- **TASK TO CARRY OUT**:
Restate the records that follow word for word; no pictures should appear.

- **DATA FOR PROCESSING**:

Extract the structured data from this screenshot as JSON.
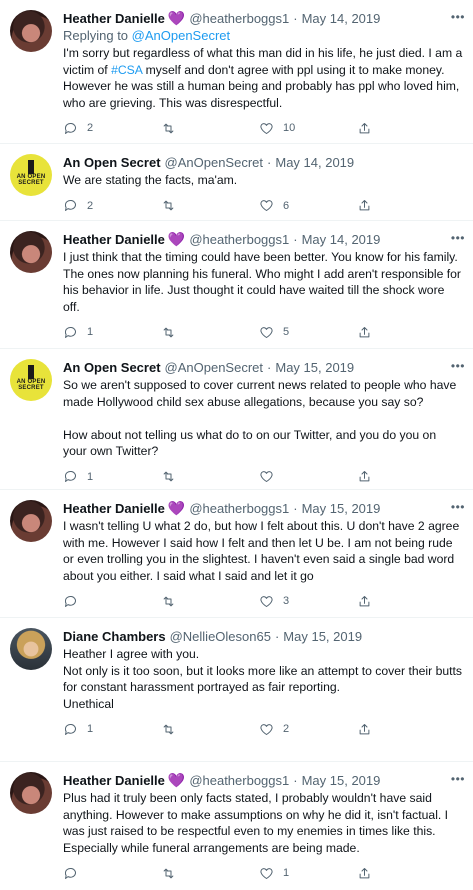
{
  "tweets": [
    {
      "name": "Heather Danielle",
      "heart": "💜",
      "handle": "@heatherboggs1",
      "date": "May 14, 2019",
      "reply_prefix": "Replying to ",
      "reply_to": "@AnOpenSecret",
      "body_pre": "I'm sorry but regardless of what this man did in his life, he just died. I am a victim of ",
      "body_tag": "#CSA",
      "body_post": " myself and don't agree with ppl using it to make money. However he was still a human being and probably has ppl who loved him, who are grieving. This was disrespectful.",
      "replies": "2",
      "retweets": "",
      "likes": "10"
    },
    {
      "name": "An Open Secret",
      "handle": "@AnOpenSecret",
      "date": "May 14, 2019",
      "body": "We are stating the facts, ma'am.",
      "replies": "2",
      "retweets": "",
      "likes": "6"
    },
    {
      "name": "Heather Danielle",
      "heart": "💜",
      "handle": "@heatherboggs1",
      "date": "May 14, 2019",
      "body": "I just think that the timing could have been better. You know for his family. The ones now planning his funeral. Who might I add aren't responsible for his behavior in life. Just thought it could have waited till the shock wore off.",
      "replies": "1",
      "retweets": "",
      "likes": "5"
    },
    {
      "name": "An Open Secret",
      "handle": "@AnOpenSecret",
      "date": "May 15, 2019",
      "body": "So we aren't supposed to cover current news related to people who have made Hollywood child sex abuse allegations, because you say so?\n\nHow about not telling us what do to on our Twitter, and you do you on your own Twitter?",
      "replies": "1",
      "retweets": "",
      "likes": ""
    },
    {
      "name": "Heather Danielle",
      "heart": "💜",
      "handle": "@heatherboggs1",
      "date": "May 15, 2019",
      "body": "I wasn't telling U what 2 do, but how I felt about this. U don't have 2 agree with me. However I said how I felt and then let U be. I am not being rude or even trolling you in the slightest. I haven't even said a single bad word about you either. I said what I said and let it go",
      "replies": "",
      "retweets": "",
      "likes": "3"
    },
    {
      "name": "Diane Chambers",
      "handle": "@NellieOleson65",
      "date": "May 15, 2019",
      "body": "Heather I agree with you.\nNot only is it too soon, but it looks more like an attempt to cover their butts\nfor constant harassment portrayed as fair reporting.\nUnethical",
      "replies": "1",
      "retweets": "",
      "likes": "2"
    },
    {
      "name": "Heather Danielle",
      "heart": "💜",
      "handle": "@heatherboggs1",
      "date": "May 15, 2019",
      "body": "Plus had it truly been only facts stated, I probably wouldn't have said anything. However to make assumptions on why he did it, isn't factual. I was just raised to be respectful even to my enemies in times like this. Especially while funeral arrangements are being made.",
      "replies": "",
      "retweets": "",
      "likes": "1"
    }
  ],
  "ui": {
    "dot": "·",
    "more": "•••",
    "avatar_secret_text_1": "AN OPEN",
    "avatar_secret_text_2": "SECRET"
  },
  "colors": {
    "accent": "#1d9bf0",
    "muted": "#536471",
    "heart": "#a780d6",
    "avatar_secret_bg": "#e8e33a"
  },
  "icons": [
    "reply-icon",
    "retweet-icon",
    "like-icon",
    "share-icon",
    "more-icon"
  ]
}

- **THE ANSWER**:
Extract the structured data from this screenshot as JSON.
{
  "tweets": [
    {
      "name": "Heather Danielle",
      "heart": "💜",
      "handle": "@heatherboggs1",
      "date": "May 14, 2019",
      "reply_prefix": "Replying to ",
      "reply_to": "@AnOpenSecret",
      "body_pre": "I'm sorry but regardless of what this man did in his life, he just died. I am a victim of ",
      "body_tag": "#CSA",
      "body_post": " myself and don't agree with ppl using it to make money. However he was still a human being and probably has ppl who loved him, who are grieving. This was disrespectful.",
      "replies": "2",
      "retweets": "",
      "likes": "10"
    },
    {
      "name": "An Open Secret",
      "handle": "@AnOpenSecret",
      "date": "May 14, 2019",
      "body": "We are stating the facts, ma'am.",
      "replies": "2",
      "retweets": "",
      "likes": "6"
    },
    {
      "name": "Heather Danielle",
      "heart": "💜",
      "handle": "@heatherboggs1",
      "date": "May 14, 2019",
      "body": "I just think that the timing could have been better. You know for his family. The ones now planning his funeral. Who might I add aren't responsible for his behavior in life. Just thought it could have waited till the shock wore off.",
      "replies": "1",
      "retweets": "",
      "likes": "5"
    },
    {
      "name": "An Open Secret",
      "handle": "@AnOpenSecret",
      "date": "May 15, 2019",
      "body": "So we aren't supposed to cover current news related to people who have made Hollywood child sex abuse allegations, because you say so?\n\nHow about not telling us what do to on our Twitter, and you do you on your own Twitter?",
      "replies": "1",
      "retweets": "",
      "likes": ""
    },
    {
      "name": "Heather Danielle",
      "heart": "💜",
      "handle": "@heatherboggs1",
      "date": "May 15, 2019",
      "body": "I wasn't telling U what 2 do, but how I felt about this. U don't have 2 agree with me. However I said how I felt and then let U be. I am not being rude or even trolling you in the slightest. I haven't even said a single bad word about you either. I said what I said and let it go",
      "replies": "",
      "retweets": "",
      "likes": "3"
    },
    {
      "name": "Diane Chambers",
      "handle": "@NellieOleson65",
      "date": "May 15, 2019",
      "body": "Heather I agree with you.\nNot only is it too soon, but it looks more like an attempt to cover their butts\nfor constant harassment portrayed as fair reporting.\nUnethical",
      "replies": "1",
      "retweets": "",
      "likes": "2"
    },
    {
      "name": "Heather Danielle",
      "heart": "💜",
      "handle": "@heatherboggs1",
      "date": "May 15, 2019",
      "body": "Plus had it truly been only facts stated, I probably wouldn't have said anything. However to make assumptions on why he did it, isn't factual. I was just raised to be respectful even to my enemies in times like this. Especially while funeral arrangements are being made.",
      "replies": "",
      "retweets": "",
      "likes": "1"
    }
  ],
  "ui": {
    "dot": "·",
    "more": "•••",
    "avatar_secret_text_1": "AN OPEN",
    "avatar_secret_text_2": "SECRET"
  },
  "colors": {
    "accent": "#1d9bf0",
    "muted": "#536471",
    "heart": "#a780d6",
    "avatar_secret_bg": "#e8e33a"
  },
  "icons": [
    "reply-icon",
    "retweet-icon",
    "like-icon",
    "share-icon",
    "more-icon"
  ]
}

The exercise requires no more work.